>>>>
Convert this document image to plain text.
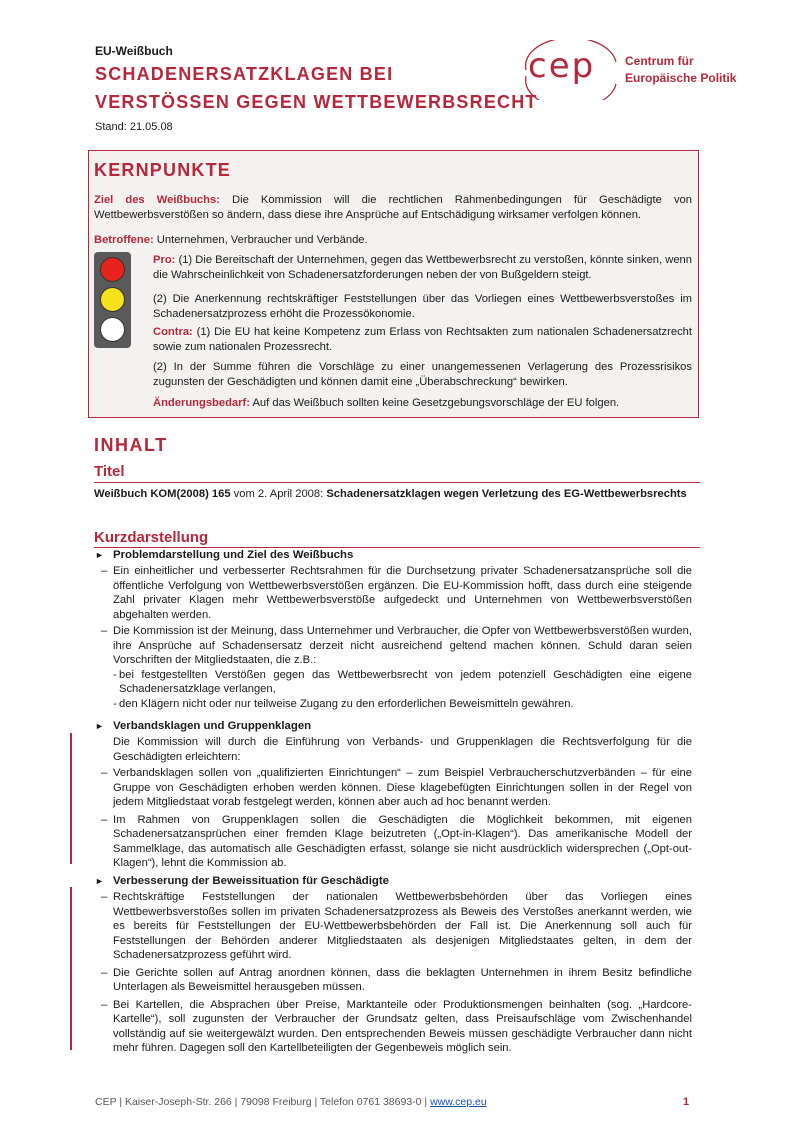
EU-Weißbuch
SCHADENERSATZKLAGEN BEI
VERSTÖSSEN GEGEN WETTBEWERBSRECHT
Stand: 21.05.08
cep Centrum für
Europäische Politik
KERNPUNKTE
Ziel des Weißbuchs: Die Kommission will die rechtlichen Rahmenbedingungen für Geschädigte von Wettbewerbsverstößen so ändern, dass diese ihre Ansprüche auf Entschädigung wirksamer verfolgen können.
Betroffene: Unternehmen, Verbraucher und Verbände.
Pro: (1) Die Bereitschaft der Unternehmen, gegen das Wettbewerbsrecht zu verstoßen, könnte sinken, wenn die Wahrscheinlichkeit von Schadenersatzforderungen neben der von Bußgeldern steigt.
(2) Die Anerkennung rechtskräftiger Feststellungen über das Vorliegen eines Wettbewerbsverstoßes im Schadenersatzprozess erhöht die Prozessökonomie.
Contra: (1) Die EU hat keine Kompetenz zum Erlass von Rechtsakten zum nationalen Schadenersatzrecht sowie zum nationalen Prozessrecht.
(2) In der Summe führen die Vorschläge zu einer unangemessenen Verlagerung des Prozessrisikos zugunsten der Geschädigten und können damit eine „Überabschreckung“ bewirken.
Änderungsbedarf: Auf das Weißbuch sollten keine Gesetzgebungsvorschläge der EU folgen.
INHALT
Titel
Weißbuch KOM(2008) 165 vom 2. April 2008: Schadenersatzklagen wegen Verletzung des EG-Wettbewerbsrechts
Kurzdarstellung
► Problemdarstellung und Ziel des Weißbuchs
– Ein einheitlicher und verbesserter Rechtsrahmen für die Durchsetzung privater Schadenersatzansprüche soll die öffentliche Verfolgung von Wettbewerbsverstößen ergänzen. Die EU-Kommission hofft, dass durch eine steigende Zahl privater Klagen mehr Wettbewerbsverstöße aufgedeckt und Unternehmen von Wettbewerbsverstößen abgehalten werden.
– Die Kommission ist der Meinung, dass Unternehmer und Verbraucher, die Opfer von Wettbewerbsverstößen wurden, ihre Ansprüche auf Schadensersatz derzeit nicht ausreichend geltend machen können. Schuld daran seien Vorschriften der Mitgliedstaaten, die z.B.:
- bei festgestellten Verstößen gegen das Wettbewerbsrecht von jedem potenziell Geschädigten eine eigene Schadenersatzklage verlangen,
- den Klägern nicht oder nur teilweise Zugang zu den erforderlichen Beweismitteln gewähren.
► Verbandsklagen und Gruppenklagen
Die Kommission will durch die Einführung von Verbands- und Gruppenklagen die Rechtsverfolgung für die Geschädigten erleichtern:
– Verbandsklagen sollen von „qualifizierten Einrichtungen“ – zum Beispiel Verbraucherschutzverbänden – für eine Gruppe von Geschädigten erhoben werden können. Diese klagebefügten Einrichtungen sollen in der Regel von jedem Mitgliedstaat vorab festgelegt werden, können aber auch ad hoc benannt werden.
– Im Rahmen von Gruppenklagen sollen die Geschädigten die Möglichkeit bekommen, mit eigenen Schadenersatzansprüchen einer fremden Klage beizutreten („Opt-in-Klagen“). Das amerikanische Modell der Sammelklage, das automatisch alle Geschädigten erfasst, solange sie nicht ausdrücklich widersprechen („Opt-out-Klagen“), lehnt die Kommission ab.
► Verbesserung der Beweissituation für Geschädigte
– Rechtskräftige Feststellungen der nationalen Wettbewerbsbehörden über das Vorliegen eines Wettbewerbsverstoßes sollen im privaten Schadenersatzprozess als Beweis des Verstoßes anerkannt werden, wie es bereits für Feststellungen der EU-Wettbewerbsbehörden der Fall ist. Die Anerkennung soll auch für Feststellungen der Behörden anderer Mitgliedstaaten als desjenigen Mitgliedstaates gelten, in dem der Schadenersatzprozess geführt wird.
– Die Gerichte sollen auf Antrag anordnen können, dass die beklagten Unternehmen in ihrem Besitz befindliche Unterlagen als Beweismittel herausgeben müssen.
– Bei Kartellen, die Absprachen über Preise, Marktanteile oder Produktionsmengen beinhalten (sog. „Hardcore-Kartelle“), soll zugunsten der Verbraucher der Grundsatz gelten, dass Preisaufschläge vom Zwischenhandel vollständig auf sie weitergewälzt wurden. Den entsprechenden Beweis müssen geschädigte Verbraucher dann nicht mehr führen. Dagegen soll den Kartellbeteiligten der Gegenbeweis möglich sein.
CEP | Kaiser-Joseph-Str. 266 | 79098 Freiburg | Telefon 0761 38693-0 | www.cep.eu	1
<<<<
◆ Given problem
Tally the lines holding the string "zugunsten" and give only the count.

◆ Response for this exercise
2